What is required ->
Say how many lines in the records include the string "Brunn", adding no other words.

Records for this exercise ->
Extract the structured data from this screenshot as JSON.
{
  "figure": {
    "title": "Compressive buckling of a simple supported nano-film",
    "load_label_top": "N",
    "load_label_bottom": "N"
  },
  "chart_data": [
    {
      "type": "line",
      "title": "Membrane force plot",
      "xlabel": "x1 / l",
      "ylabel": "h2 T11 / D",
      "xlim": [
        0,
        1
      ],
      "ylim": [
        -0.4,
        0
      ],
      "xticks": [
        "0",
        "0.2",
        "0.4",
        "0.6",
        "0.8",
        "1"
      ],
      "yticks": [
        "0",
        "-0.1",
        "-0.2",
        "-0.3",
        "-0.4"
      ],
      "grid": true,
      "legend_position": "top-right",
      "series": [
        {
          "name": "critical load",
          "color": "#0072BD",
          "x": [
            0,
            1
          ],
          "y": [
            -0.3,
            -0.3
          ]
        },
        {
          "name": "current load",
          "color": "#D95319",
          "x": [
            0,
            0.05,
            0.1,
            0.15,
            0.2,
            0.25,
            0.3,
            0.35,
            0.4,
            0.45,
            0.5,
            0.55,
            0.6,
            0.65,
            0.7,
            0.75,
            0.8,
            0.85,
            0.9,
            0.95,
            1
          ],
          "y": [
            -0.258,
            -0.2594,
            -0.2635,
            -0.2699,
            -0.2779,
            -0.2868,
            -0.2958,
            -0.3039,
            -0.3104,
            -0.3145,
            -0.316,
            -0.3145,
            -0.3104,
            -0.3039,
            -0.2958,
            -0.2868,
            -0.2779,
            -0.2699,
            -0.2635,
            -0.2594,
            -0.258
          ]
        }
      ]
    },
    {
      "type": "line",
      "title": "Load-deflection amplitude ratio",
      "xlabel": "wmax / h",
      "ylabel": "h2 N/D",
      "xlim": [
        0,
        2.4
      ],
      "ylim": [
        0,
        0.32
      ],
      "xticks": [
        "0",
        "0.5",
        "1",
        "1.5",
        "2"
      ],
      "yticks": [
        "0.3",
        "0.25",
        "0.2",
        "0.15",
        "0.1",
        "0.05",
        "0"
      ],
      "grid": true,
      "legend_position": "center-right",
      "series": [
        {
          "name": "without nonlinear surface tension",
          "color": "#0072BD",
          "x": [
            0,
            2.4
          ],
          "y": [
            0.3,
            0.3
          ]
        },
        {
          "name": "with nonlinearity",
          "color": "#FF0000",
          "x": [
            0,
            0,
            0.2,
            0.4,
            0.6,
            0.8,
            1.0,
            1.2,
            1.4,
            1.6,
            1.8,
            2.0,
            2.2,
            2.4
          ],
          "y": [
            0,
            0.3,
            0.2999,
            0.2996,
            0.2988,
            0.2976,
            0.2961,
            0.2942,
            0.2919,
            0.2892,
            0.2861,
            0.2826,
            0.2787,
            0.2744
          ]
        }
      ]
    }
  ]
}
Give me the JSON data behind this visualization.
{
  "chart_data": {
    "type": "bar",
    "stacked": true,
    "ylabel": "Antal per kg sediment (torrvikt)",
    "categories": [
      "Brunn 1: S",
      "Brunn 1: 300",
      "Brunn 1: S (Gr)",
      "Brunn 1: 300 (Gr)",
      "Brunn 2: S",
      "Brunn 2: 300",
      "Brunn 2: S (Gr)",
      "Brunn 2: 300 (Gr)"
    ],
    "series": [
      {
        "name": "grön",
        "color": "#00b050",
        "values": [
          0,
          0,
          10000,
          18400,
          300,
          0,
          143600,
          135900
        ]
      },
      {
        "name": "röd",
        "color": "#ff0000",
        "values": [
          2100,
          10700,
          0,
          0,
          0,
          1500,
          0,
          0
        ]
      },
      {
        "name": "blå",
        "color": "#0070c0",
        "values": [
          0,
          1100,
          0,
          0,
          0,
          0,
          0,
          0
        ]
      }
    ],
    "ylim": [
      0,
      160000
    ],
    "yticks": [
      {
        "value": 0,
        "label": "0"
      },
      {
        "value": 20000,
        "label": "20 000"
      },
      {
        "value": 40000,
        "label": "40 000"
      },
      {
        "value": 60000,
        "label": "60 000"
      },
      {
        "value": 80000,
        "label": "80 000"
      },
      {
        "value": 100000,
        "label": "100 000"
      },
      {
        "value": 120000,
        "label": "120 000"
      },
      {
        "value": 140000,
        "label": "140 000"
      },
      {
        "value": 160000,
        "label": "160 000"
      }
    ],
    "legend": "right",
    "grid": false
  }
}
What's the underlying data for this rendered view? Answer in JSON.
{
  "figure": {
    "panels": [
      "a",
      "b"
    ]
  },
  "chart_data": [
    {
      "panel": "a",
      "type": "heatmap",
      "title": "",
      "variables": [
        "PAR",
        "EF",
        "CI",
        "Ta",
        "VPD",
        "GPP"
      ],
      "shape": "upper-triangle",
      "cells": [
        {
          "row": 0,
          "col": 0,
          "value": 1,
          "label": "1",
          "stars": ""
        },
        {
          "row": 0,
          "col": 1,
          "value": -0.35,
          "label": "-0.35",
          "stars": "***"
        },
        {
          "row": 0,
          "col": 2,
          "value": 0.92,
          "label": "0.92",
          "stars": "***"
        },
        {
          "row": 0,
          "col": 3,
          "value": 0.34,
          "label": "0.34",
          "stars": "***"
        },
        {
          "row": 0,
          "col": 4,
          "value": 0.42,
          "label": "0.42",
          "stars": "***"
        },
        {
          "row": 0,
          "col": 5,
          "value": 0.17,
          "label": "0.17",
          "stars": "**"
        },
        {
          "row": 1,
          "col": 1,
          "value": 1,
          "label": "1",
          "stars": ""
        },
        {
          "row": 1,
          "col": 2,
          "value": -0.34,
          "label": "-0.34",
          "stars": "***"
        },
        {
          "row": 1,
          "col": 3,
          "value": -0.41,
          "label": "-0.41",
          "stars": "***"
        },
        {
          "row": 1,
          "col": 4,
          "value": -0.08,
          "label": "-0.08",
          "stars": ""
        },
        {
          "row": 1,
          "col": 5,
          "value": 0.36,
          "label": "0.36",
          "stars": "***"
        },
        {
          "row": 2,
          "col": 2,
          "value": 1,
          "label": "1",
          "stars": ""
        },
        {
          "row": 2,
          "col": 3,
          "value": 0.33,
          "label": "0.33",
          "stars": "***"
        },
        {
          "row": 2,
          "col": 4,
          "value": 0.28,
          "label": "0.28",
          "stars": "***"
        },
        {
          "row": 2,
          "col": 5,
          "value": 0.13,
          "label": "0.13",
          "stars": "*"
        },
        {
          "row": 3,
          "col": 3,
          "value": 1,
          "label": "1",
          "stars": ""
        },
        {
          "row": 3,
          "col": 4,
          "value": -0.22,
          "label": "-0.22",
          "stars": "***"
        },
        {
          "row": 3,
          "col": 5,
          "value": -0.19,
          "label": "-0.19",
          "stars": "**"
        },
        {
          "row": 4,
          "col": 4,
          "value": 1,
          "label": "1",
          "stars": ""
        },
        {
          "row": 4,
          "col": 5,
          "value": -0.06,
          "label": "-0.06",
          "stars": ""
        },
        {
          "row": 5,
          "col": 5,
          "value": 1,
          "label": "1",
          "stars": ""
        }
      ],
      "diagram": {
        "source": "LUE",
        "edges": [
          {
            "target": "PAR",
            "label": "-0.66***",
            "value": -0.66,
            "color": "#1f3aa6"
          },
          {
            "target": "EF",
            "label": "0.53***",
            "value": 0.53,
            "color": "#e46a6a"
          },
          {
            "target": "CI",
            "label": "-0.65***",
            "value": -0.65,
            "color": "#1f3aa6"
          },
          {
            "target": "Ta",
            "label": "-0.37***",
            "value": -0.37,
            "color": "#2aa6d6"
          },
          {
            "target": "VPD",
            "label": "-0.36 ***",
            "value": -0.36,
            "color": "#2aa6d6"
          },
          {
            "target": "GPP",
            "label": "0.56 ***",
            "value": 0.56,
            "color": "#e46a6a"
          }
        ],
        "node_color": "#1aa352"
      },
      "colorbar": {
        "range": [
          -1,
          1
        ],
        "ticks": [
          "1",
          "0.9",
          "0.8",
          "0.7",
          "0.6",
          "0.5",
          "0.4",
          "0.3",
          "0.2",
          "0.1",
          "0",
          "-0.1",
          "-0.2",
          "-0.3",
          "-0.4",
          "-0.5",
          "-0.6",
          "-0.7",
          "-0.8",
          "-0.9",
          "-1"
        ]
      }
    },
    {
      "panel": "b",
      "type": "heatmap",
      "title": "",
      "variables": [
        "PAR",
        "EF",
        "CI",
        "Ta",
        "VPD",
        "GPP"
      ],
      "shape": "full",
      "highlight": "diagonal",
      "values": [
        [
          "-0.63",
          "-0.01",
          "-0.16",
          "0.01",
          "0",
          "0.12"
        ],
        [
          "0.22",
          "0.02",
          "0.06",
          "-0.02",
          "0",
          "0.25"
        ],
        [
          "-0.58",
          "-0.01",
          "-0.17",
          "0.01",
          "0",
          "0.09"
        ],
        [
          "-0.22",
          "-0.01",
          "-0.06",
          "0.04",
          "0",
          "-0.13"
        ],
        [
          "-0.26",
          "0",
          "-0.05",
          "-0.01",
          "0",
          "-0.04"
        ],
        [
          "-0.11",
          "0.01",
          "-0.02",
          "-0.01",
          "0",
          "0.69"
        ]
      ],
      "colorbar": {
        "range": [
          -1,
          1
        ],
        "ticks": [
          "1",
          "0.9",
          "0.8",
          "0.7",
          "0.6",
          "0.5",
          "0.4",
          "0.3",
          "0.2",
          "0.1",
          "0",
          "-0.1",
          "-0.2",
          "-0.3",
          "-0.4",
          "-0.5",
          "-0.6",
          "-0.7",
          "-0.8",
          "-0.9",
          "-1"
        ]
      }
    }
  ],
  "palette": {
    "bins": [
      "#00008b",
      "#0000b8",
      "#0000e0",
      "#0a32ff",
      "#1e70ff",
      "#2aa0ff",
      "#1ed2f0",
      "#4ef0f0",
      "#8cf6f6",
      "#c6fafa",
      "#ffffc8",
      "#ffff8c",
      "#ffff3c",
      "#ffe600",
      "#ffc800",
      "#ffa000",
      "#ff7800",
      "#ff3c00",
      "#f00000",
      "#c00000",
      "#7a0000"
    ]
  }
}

Solved problem ->
8